- [EXERCISE PROMPT]: Transcribe every line of the listing below without any deviation.

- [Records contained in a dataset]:
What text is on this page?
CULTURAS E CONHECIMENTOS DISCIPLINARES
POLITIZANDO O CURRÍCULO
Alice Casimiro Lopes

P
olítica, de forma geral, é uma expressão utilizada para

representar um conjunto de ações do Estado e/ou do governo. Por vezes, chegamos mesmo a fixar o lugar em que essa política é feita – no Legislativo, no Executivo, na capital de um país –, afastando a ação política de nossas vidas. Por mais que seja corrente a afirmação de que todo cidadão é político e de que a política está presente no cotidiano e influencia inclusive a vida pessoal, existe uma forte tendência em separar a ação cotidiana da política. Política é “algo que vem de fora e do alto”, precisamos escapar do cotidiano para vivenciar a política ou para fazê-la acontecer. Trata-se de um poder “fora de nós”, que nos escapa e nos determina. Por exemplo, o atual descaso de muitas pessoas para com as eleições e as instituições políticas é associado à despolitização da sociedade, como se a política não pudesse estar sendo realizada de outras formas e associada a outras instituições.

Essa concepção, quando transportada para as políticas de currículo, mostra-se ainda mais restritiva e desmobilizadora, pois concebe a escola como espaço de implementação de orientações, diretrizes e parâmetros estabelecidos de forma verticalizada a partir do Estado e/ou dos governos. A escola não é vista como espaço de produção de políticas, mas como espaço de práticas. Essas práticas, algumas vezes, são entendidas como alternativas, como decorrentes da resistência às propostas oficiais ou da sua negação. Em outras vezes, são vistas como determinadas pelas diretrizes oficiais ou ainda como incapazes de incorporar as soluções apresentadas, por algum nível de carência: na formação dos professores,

- [THE ANSWER]:
What text is on this page?
CULTURAS E CONHECIMENTOS DISCIPLINARES
POLITIZANDO O CURRÍCULO
Alice Casimiro Lopes

P
olítica, de forma geral, é uma expressão utilizada para

representar um conjunto de ações do Estado e/ou do governo. Por vezes, chegamos mesmo a fixar o lugar em que essa política é feita – no Legislativo, no Executivo, na capital de um país –, afastando a ação política de nossas vidas. Por mais que seja corrente a afirmação de que todo cidadão é político e de que a política está presente no cotidiano e influencia inclusive a vida pessoal, existe uma forte tendência em separar a ação cotidiana da política. Política é “algo que vem de fora e do alto”, precisamos escapar do cotidiano para vivenciar a política ou para fazê-la acontecer. Trata-se de um poder “fora de nós”, que nos escapa e nos determina. Por exemplo, o atual descaso de muitas pessoas para com as eleições e as instituições políticas é associado à despolitização da sociedade, como se a política não pudesse estar sendo realizada de outras formas e associada a outras instituições.

Essa concepção, quando transportada para as políticas de currículo, mostra-se ainda mais restritiva e desmobilizadora, pois concebe a escola como espaço de implementação de orientações, diretrizes e parâmetros estabelecidos de forma verticalizada a partir do Estado e/ou dos governos. A escola não é vista como espaço de produção de políticas, mas como espaço de práticas. Essas práticas, algumas vezes, são entendidas como alternativas, como decorrentes da resistência às propostas oficiais ou da sua negação. Em outras vezes, são vistas como determinadas pelas diretrizes oficiais ou ainda como incapazes de incorporar as soluções apresentadas, por algum nível de carência: na formação dos professores,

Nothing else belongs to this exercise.